Box coordinate listings:
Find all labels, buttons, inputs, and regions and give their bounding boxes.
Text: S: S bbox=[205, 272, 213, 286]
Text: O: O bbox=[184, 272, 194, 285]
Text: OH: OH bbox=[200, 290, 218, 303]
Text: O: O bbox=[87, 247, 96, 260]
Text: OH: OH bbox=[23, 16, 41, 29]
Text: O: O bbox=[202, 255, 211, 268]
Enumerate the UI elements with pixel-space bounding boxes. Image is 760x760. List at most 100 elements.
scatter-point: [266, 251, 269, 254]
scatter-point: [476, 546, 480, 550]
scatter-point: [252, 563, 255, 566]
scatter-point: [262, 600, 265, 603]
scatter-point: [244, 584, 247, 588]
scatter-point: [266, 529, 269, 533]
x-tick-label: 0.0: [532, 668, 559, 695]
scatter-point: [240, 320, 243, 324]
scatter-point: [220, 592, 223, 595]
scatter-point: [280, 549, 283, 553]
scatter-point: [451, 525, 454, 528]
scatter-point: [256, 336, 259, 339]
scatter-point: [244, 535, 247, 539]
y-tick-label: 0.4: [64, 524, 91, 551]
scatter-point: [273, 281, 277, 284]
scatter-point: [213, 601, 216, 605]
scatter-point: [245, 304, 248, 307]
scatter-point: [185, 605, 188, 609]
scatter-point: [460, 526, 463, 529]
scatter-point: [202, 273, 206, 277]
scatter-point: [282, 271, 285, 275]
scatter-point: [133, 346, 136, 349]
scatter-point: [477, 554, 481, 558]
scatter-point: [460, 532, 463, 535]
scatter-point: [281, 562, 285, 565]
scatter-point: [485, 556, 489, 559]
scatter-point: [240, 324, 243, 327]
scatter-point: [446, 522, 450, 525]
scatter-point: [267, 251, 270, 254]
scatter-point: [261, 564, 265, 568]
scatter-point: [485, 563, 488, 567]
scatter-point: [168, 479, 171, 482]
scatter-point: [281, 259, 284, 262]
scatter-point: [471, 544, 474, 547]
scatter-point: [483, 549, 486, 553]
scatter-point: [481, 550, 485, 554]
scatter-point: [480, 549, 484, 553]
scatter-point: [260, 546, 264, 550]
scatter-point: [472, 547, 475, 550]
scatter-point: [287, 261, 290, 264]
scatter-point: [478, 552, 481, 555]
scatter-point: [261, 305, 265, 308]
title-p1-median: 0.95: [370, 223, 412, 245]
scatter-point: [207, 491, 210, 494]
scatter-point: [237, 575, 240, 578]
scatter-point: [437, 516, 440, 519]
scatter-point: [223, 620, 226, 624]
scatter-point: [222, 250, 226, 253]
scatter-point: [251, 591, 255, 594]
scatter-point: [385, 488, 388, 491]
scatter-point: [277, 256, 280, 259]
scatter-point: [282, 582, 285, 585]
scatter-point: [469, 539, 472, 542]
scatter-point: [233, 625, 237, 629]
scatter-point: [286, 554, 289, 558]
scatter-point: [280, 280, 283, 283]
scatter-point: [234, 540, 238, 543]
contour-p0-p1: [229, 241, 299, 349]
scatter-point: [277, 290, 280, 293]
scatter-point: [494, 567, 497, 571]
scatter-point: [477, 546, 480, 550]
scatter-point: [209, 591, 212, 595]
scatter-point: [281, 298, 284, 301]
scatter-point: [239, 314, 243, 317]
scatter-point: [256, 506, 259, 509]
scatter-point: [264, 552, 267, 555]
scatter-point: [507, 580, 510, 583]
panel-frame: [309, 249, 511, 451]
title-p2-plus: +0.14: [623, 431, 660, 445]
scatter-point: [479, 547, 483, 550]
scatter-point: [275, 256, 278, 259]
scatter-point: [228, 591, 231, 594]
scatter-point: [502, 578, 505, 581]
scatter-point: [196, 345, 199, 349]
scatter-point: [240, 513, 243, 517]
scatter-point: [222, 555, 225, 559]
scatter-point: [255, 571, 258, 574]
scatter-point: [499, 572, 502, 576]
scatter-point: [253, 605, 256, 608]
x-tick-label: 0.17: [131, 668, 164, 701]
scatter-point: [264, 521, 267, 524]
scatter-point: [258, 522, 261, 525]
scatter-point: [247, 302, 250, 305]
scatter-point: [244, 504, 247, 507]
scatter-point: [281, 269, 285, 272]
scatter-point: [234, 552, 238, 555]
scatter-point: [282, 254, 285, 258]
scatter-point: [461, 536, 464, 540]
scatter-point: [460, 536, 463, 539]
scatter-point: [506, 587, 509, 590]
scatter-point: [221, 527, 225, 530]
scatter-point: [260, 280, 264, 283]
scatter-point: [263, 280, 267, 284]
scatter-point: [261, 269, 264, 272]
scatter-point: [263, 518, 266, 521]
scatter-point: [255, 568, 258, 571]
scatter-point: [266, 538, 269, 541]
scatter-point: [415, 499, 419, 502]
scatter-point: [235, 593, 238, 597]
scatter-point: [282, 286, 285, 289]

• [Challenge]: Output the data from its first line through the line containing "scatter-point: [451, 525, 454, 528]", both included, as a Markdown table with the columns Row and Line. Give each line its row number and leave out blank lines.

• [Solution for this exercise]:
| Row | Line |
|---|---|
| 1 | Find all labels, buttons, inputs, and regions and give their bounding boxes. |
| 2 | Text: S: S bbox=[205, 272, 213, 286] |
| 3 | Text: O: O bbox=[184, 272, 194, 285] |
| 4 | Text: OH: OH bbox=[200, 290, 218, 303] |
| 5 | Text: O: O bbox=[87, 247, 96, 260] |
| 6 | Text: OH: OH bbox=[23, 16, 41, 29] |
| 7 | Text: O: O bbox=[202, 255, 211, 268] |
| 8 | Enumerate the UI elements with pixel-space bounding boxes. Image is 760x760. List at most 100 elements. |
| 9 | scatter-point: [266, 251, 269, 254] |
| 10 | scatter-point: [476, 546, 480, 550] |
| 11 | scatter-point: [252, 563, 255, 566] |
| 12 | scatter-point: [262, 600, 265, 603] |
| 13 | scatter-point: [244, 584, 247, 588] |
| 14 | scatter-point: [266, 529, 269, 533] |
| 15 | x-tick-label: 0.0: [532, 668, 559, 695] |
| 16 | scatter-point: [240, 320, 243, 324] |
| 17 | scatter-point: [220, 592, 223, 595] |
| 18 | scatter-point: [280, 549, 283, 553] |
| 19 | scatter-point: [451, 525, 454, 528] |